What you have to do
Check every line below for the word "средства" and show those that hold it.

Extracts from a graphics dataset
** BEGIN **

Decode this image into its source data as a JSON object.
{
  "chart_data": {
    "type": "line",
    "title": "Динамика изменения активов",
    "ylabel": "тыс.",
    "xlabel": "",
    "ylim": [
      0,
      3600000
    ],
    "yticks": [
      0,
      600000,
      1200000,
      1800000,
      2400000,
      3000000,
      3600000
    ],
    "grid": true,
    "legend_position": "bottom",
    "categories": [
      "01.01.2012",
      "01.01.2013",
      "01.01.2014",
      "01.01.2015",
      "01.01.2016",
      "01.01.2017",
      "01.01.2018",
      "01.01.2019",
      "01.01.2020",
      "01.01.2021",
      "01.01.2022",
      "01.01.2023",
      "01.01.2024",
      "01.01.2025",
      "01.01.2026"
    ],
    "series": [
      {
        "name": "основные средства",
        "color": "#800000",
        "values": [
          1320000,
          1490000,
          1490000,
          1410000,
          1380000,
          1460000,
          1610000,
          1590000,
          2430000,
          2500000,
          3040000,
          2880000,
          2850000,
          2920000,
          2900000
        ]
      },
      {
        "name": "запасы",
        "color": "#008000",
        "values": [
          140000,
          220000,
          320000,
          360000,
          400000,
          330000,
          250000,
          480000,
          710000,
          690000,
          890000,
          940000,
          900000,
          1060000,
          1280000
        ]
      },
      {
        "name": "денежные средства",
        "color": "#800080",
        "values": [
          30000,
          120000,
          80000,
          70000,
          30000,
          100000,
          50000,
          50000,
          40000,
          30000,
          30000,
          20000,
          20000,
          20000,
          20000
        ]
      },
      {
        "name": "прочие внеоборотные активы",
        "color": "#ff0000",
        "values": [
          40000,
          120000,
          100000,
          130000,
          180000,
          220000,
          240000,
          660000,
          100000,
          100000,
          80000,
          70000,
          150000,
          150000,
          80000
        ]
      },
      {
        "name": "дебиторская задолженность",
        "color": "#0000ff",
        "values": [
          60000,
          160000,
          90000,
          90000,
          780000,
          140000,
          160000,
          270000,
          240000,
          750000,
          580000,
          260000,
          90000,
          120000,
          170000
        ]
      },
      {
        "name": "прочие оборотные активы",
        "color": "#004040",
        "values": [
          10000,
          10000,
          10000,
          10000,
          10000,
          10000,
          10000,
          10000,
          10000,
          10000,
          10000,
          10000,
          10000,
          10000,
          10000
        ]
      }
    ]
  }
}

** END **

Task answer
        "name": "основные средства",
        "name": "денежные средства",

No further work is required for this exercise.